> **What to do**
Collect each line holding the string "performed".

Begin

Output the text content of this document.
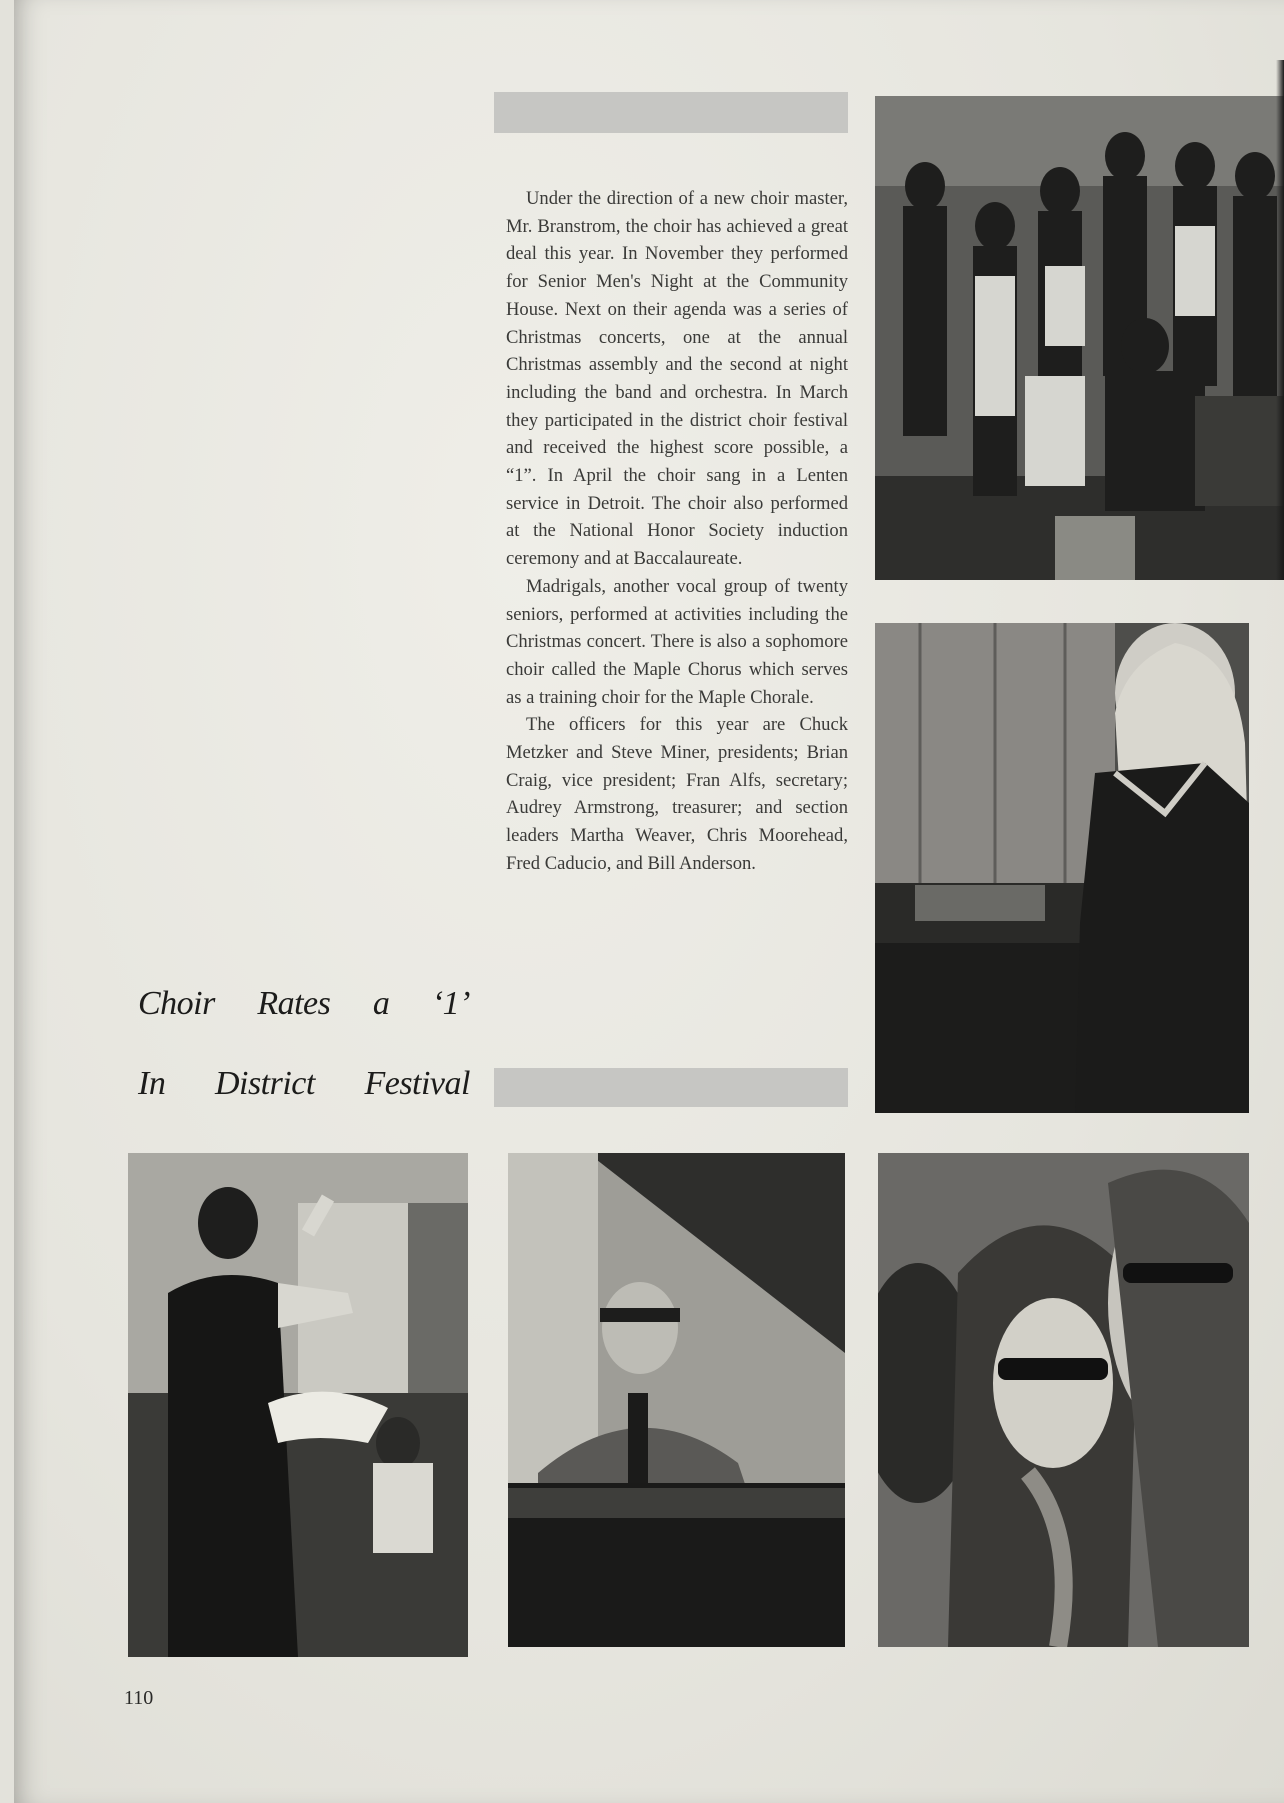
Under the direction of a new choir master, Mr. Branstrom, the choir has achieved a great deal this year. In November they performed for Senior Men's Night at the Community House. Next on their agenda was a series of Christmas concerts, one at the annual Christmas assembly and the second at night including the band and orchestra. In March they participated in the district choir festival and received the highest score possible, a “1”. In April the choir sang in a Lenten service in Detroit. The choir also performed at the National Honor Society induction ceremony and at Baccalaureate.

Madrigals, another vocal group of twenty seniors, performed at activities including the Christmas concert. There is also a sophomore choir called the Maple Chorus which serves as a training choir for the Maple Chorale.

The officers for this year are Chuck Metzker and Steve Miner, presidents; Brian Craig, vice president; Fran Alfs, secretary; Audrey Armstrong, treasurer; and section leaders Martha Weaver, Chris Moorehead, Fred Caducio, and Bill Anderson.

Choir Rates a ‘1’
In District Festival
110
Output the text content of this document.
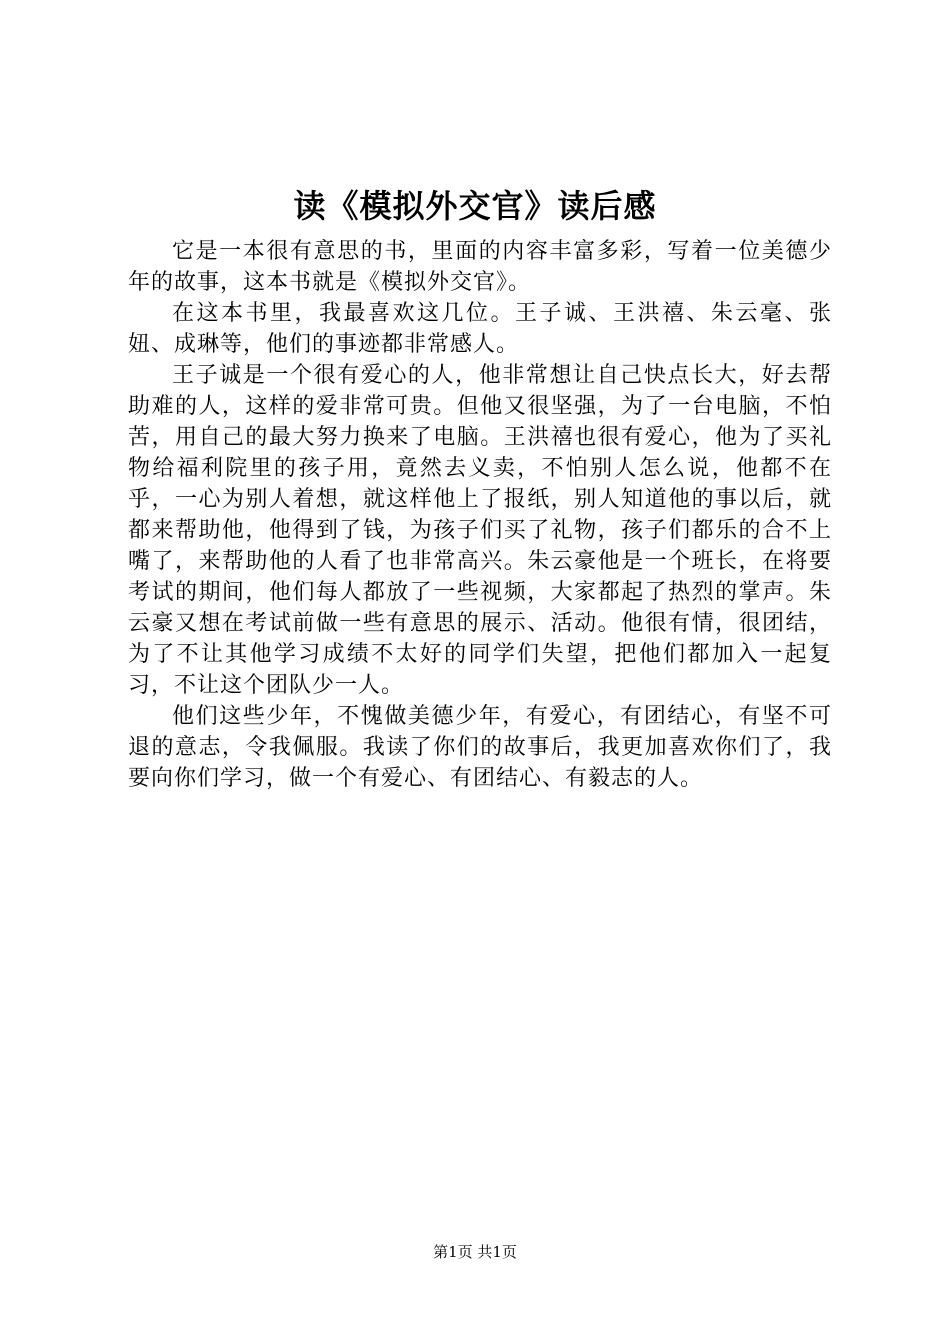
读《模拟外交官》读后感

它是一本很有意思的书，里面的内容丰富多彩，写着一位美德少年的故事，这本书就是《模拟外交官》。

在这本书里，我最喜欢这几位。王子诚、王洪禧、朱云毫、张妞、成琳等，他们的事迹都非常感人。

王子诚是一个很有爱心的人，他非常想让自己快点长大，好去帮助难的人，这样的爱非常可贵。但他又很坚强，为了一台电脑，不怕苦，用自己的最大努力换来了电脑。王洪禧也很有爱心，他为了买礼物给福利院里的孩子用，竟然去义卖，不怕别人怎么说，他都不在乎，一心为别人着想，就这样他上了报纸，别人知道他的事以后，就都来帮助他，他得到了钱，为孩子们买了礼物，孩子们都乐的合不上嘴了，来帮助他的人看了也非常高兴。朱云豪他是一个班长，在将要考试的期间，他们每人都放了一些视频，大家都起了热烈的掌声。朱云豪又想在考试前做一些有意思的展示、活动。他很有情，很团结，为了不让其他学习成绩不太好的同学们失望，把他们都加入一起复习，不让这个团队少一人。

他们这些少年，不愧做美德少年，有爱心，有团结心，有坚不可退的意志，令我佩服。我读了你们的故事后，我更加喜欢你们了，我要向你们学习，做一个有爱心、有团结心、有毅志的人。

第1页 共1页
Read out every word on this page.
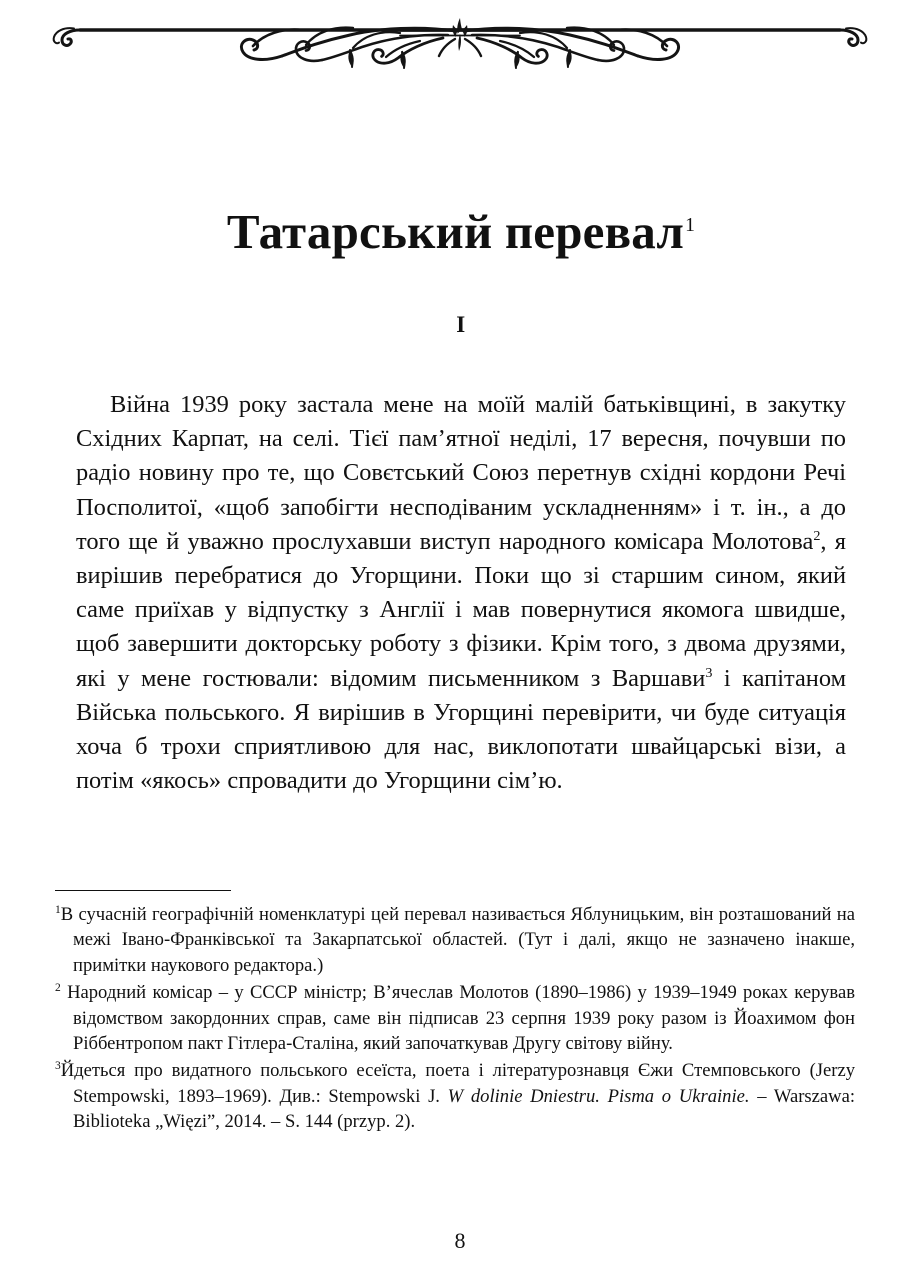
Татарський перевал$^1$
I

Війна 1939 року застала мене на моїй малій батьківщині, в закутку Східних Карпат, на селі. Тієї пам’ятної неділі, 17 вересня, почувши по радіо новину про те, що Совєтський Союз перетнув східні кордони Речі Посполитої, «щоб запобігти несподіваним ускладненням» і т. ін., а до того ще й уважно прослухавши виступ народного комісара Молотова$^2$, я вирішив перебратися до Угорщини. Поки що зі старшим сином, який саме приїхав у відпустку з Англії і мав повернутися якомога швидше, щоб завершити докторську роботу з фізики. Крім того, з двома друзями, які у мене гостювали: відомим письменником з Варшави$^3$ і капітаном Війська польського. Я вирішив в Угорщині перевірити, чи буде ситуація хоча б трохи сприятливою для нас, виклопотати швайцарські візи, а потім «якось» спровадити до Угорщини сім’ю.

$^1$В сучасній географічній номенклатурі цей перевал називається Яблуницьким, він розташований на межі Івано-Франківської та Закарпатської областей. (Тут і далі, якщо не зазначено інакше, примітки наукового редактора.)

$^2$ Народний комісар – у СССР міністр; В’ячеслав Молотов (1890–1986) у 1939–1949 роках керував відомством закордонних справ, саме він підписав 23 серпня 1939 року разом із Йоахимом фон Ріббентропом пакт Гітлера-Сталіна, який започаткував Другу світову війну.

$^3$Йдеться про видатного польського есеїста, поета і літературознавця Єжи Стемповського (Jerzy Stempowski, 1893–1969). Див.: Stempowski J. W dolinie Dniestru. Pisma o Ukrainie. – Warszawa: Biblioteka „Więzi”, 2014. – S. 144 (przyp. 2).

8
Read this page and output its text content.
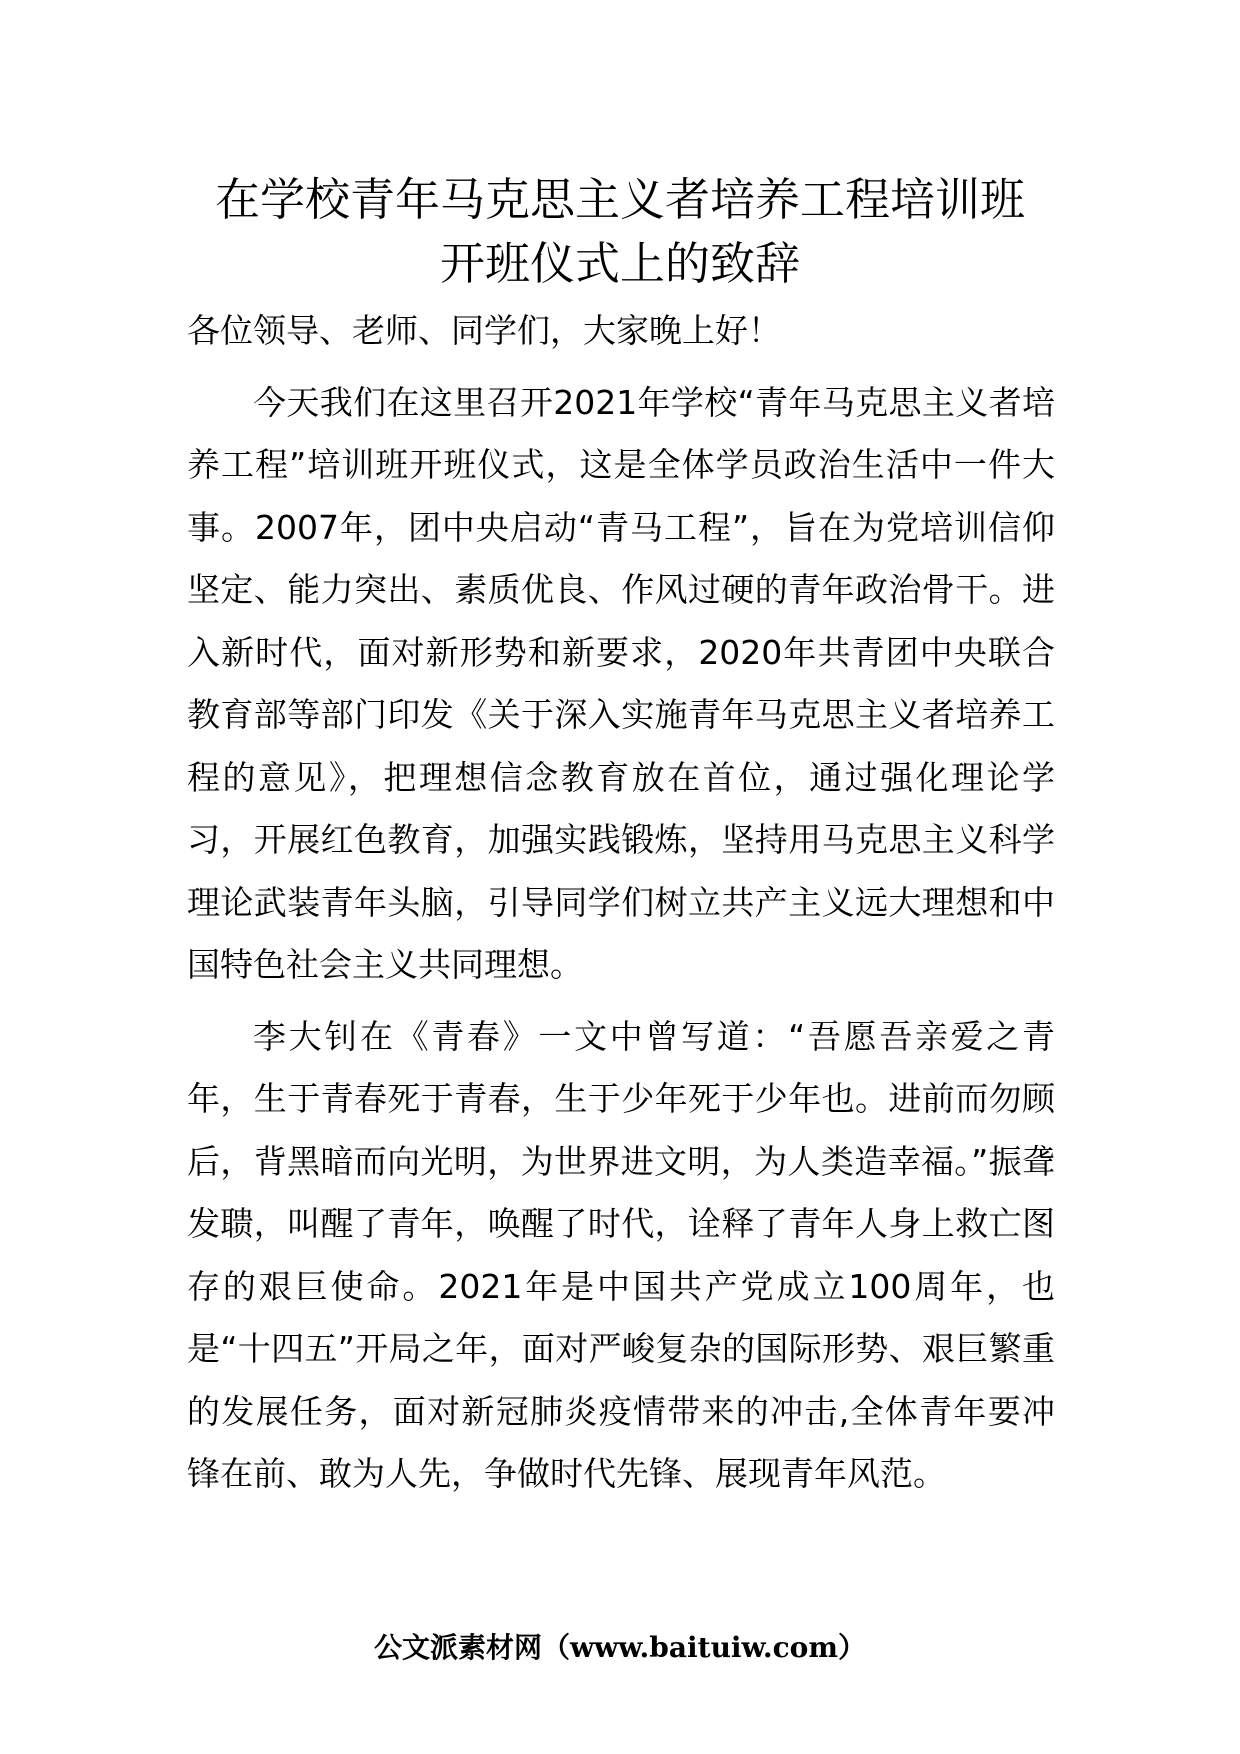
在学校青年马克思主义者培养工程培训班
开班仪式上的致辞

各位领导、老师、同学们，大家晚上好！

今天我们在这里召开2021年学校“青年马克思主义者培养工程”培训班开班仪式，这是全体学员政治生活中一件大事。2007年，团中央启动“青马工程”，旨在为党培训信仰坚定、能力突出、素质优良、作风过硬的青年政治骨干。进入新时代，面对新形势和新要求，2020年共青团中央联合教育部等部门印发《关于深入实施青年马克思主义者培养工程的意见》，把理想信念教育放在首位，通过强化理论学习，开展红色教育，加强实践锻炼，坚持用马克思主义科学理论武装青年头脑，引导同学们树立共产主义远大理想和中国特色社会主义共同理想。

李大钊在《青春》一文中曾写道：“吾愿吾亲爱之青年，生于青春死于青春，生于少年死于少年也。进前而勿顾后，背黑暗而向光明，为世界进文明，为人类造幸福。”振聋发聩，叫醒了青年，唤醒了时代，诠释了青年人身上救亡图存的艰巨使命。2021年是中国共产党成立100周年，也是“十四五”开局之年，面对严峻复杂的国际形势、艰巨繁重的发展任务，面对新冠肺炎疫情带来的冲击,全体青年要冲锋在前、敢为人先，争做时代先锋、展现青年风范。

公文派素材网（www.baituiw.com）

End

> **Solution to this problem**
Under the direction of a new choir master, Mr. Branstrom, the choir has achieved a great deal this year. In November they performed for Senior Men's Night at the Community House. Next on their agenda was a series of Christmas concerts, one at the annual Christmas assembly and the second at night including the band and orchestra. In March they participated in the district choir festival and received the highest score possible, a “1”. In April the choir sang in a Lenten service in Detroit. The choir also performed at the National Honor Society induction ceremony and at Baccalaureate.
Madrigals, another vocal group of twenty seniors, performed at activities including the Christmas concert. There is also a sophomore choir called the Maple Chorus which serves as a training choir for the Maple Chorale.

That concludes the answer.